RECORDS PROVIDED —
# # # #

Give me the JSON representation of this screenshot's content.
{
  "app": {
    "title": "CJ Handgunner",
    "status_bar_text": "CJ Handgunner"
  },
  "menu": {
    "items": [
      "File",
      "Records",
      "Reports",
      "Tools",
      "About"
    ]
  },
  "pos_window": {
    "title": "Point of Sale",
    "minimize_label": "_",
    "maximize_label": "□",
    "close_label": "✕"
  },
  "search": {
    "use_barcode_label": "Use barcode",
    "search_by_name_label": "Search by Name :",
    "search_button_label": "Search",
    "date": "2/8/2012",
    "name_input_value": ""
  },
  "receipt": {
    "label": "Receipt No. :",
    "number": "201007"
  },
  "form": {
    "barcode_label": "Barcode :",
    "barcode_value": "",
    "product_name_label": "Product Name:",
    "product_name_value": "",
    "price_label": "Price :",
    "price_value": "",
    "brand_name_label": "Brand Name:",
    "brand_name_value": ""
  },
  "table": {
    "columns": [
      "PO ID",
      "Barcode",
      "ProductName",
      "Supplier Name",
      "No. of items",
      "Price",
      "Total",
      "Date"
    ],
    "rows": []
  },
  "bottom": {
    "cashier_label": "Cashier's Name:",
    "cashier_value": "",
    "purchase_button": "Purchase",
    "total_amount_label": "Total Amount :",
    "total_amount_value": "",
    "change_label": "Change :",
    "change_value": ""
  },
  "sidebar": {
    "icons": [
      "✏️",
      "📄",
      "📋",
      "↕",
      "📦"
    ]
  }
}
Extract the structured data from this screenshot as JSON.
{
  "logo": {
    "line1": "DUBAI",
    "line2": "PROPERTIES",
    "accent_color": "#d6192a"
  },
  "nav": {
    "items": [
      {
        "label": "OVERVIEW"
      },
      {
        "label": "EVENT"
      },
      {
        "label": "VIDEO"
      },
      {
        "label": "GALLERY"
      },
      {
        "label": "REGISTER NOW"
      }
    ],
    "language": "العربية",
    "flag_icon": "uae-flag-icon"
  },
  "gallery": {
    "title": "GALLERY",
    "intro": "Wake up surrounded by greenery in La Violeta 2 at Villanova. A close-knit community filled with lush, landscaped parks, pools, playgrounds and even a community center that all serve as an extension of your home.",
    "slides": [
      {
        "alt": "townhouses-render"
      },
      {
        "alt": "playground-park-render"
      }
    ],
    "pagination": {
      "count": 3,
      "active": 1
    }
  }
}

# # # #

TASK TO CARRY OUT —
Copy out the whole listing exactly.

CORRECT RESULT —
Give me the JSON representation of this screenshot's content.
{
  "app": {
    "title": "CJ Handgunner",
    "status_bar_text": "CJ Handgunner"
  },
  "menu": {
    "items": [
      "File",
      "Records",
      "Reports",
      "Tools",
      "About"
    ]
  },
  "pos_window": {
    "title": "Point of Sale",
    "minimize_label": "_",
    "maximize_label": "□",
    "close_label": "✕"
  },
  "search": {
    "use_barcode_label": "Use barcode",
    "search_by_name_label": "Search by Name :",
    "search_button_label": "Search",
    "date": "2/8/2012",
    "name_input_value": ""
  },
  "receipt": {
    "label": "Receipt No. :",
    "number": "201007"
  },
  "form": {
    "barcode_label": "Barcode :",
    "barcode_value": "",
    "product_name_label": "Product Name:",
    "product_name_value": "",
    "price_label": "Price :",
    "price_value": "",
    "brand_name_label": "Brand Name:",
    "brand_name_value": ""
  },
  "table": {
    "columns": [
      "PO ID",
      "Barcode",
      "ProductName",
      "Supplier Name",
      "No. of items",
      "Price",
      "Total",
      "Date"
    ],
    "rows": []
  },
  "bottom": {
    "cashier_label": "Cashier's Name:",
    "cashier_value": "",
    "purchase_button": "Purchase",
    "total_amount_label": "Total Amount :",
    "total_amount_value": "",
    "change_label": "Change :",
    "change_value": ""
  },
  "sidebar": {
    "icons": [
      "✏️",
      "📄",
      "📋",
      "↕",
      "📦"
    ]
  }
}
Extract the structured data from this screenshot as JSON.
{
  "logo": {
    "line1": "DUBAI",
    "line2": "PROPERTIES",
    "accent_color": "#d6192a"
  },
  "nav": {
    "items": [
      {
        "label": "OVERVIEW"
      },
      {
        "label": "EVENT"
      },
      {
        "label": "VIDEO"
      },
      {
        "label": "GALLERY"
      },
      {
        "label": "REGISTER NOW"
      }
    ],
    "language": "العربية",
    "flag_icon": "uae-flag-icon"
  },
  "gallery": {
    "title": "GALLERY",
    "intro": "Wake up surrounded by greenery in La Violeta 2 at Villanova. A close-knit community filled with lush, landscaped parks, pools, playgrounds and even a community center that all serve as an extension of your home.",
    "slides": [
      {
        "alt": "townhouses-render"
      },
      {
        "alt": "playground-park-render"
      }
    ],
    "pagination": {
      "count": 3,
      "active": 1
    }
  }
}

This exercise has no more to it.